Input records
___

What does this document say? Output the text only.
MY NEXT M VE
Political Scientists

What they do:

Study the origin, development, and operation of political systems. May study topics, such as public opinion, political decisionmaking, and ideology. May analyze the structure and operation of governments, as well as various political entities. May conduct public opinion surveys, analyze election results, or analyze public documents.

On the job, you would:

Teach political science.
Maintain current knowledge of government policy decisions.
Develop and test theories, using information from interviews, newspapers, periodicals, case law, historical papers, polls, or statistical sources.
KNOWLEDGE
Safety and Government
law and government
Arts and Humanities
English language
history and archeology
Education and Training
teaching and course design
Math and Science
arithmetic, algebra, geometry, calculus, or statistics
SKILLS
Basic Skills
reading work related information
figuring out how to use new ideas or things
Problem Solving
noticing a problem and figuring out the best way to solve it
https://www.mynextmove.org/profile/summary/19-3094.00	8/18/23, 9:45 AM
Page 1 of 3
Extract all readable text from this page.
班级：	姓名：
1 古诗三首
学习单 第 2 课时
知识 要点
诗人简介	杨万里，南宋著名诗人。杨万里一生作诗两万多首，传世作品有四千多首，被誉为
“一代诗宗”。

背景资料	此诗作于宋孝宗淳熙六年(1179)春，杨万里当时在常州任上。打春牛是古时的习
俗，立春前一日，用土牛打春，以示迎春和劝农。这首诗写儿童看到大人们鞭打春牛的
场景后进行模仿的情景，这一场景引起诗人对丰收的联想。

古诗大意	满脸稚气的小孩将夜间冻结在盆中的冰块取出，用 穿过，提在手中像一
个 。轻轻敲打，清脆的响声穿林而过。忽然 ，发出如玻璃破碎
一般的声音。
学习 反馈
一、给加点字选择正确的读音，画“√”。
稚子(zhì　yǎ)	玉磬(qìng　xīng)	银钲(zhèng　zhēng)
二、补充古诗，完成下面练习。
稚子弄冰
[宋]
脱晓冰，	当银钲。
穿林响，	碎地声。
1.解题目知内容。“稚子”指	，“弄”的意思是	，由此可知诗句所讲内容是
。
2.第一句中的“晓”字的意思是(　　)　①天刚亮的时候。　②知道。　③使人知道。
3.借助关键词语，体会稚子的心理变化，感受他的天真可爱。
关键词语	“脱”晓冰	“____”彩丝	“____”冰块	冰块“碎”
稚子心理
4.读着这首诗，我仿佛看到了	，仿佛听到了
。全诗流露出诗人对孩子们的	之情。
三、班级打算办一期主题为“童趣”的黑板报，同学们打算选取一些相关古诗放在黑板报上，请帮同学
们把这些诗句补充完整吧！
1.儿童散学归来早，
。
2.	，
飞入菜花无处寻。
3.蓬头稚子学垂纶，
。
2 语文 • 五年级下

___

Exercise
Above are the records. Identify each line that contains the word "from".

Result
Develop and test theories, using information from interviews, newspapers, periodicals, case law, historical papers, polls, or statistical sources.
Extract all readable text from this page.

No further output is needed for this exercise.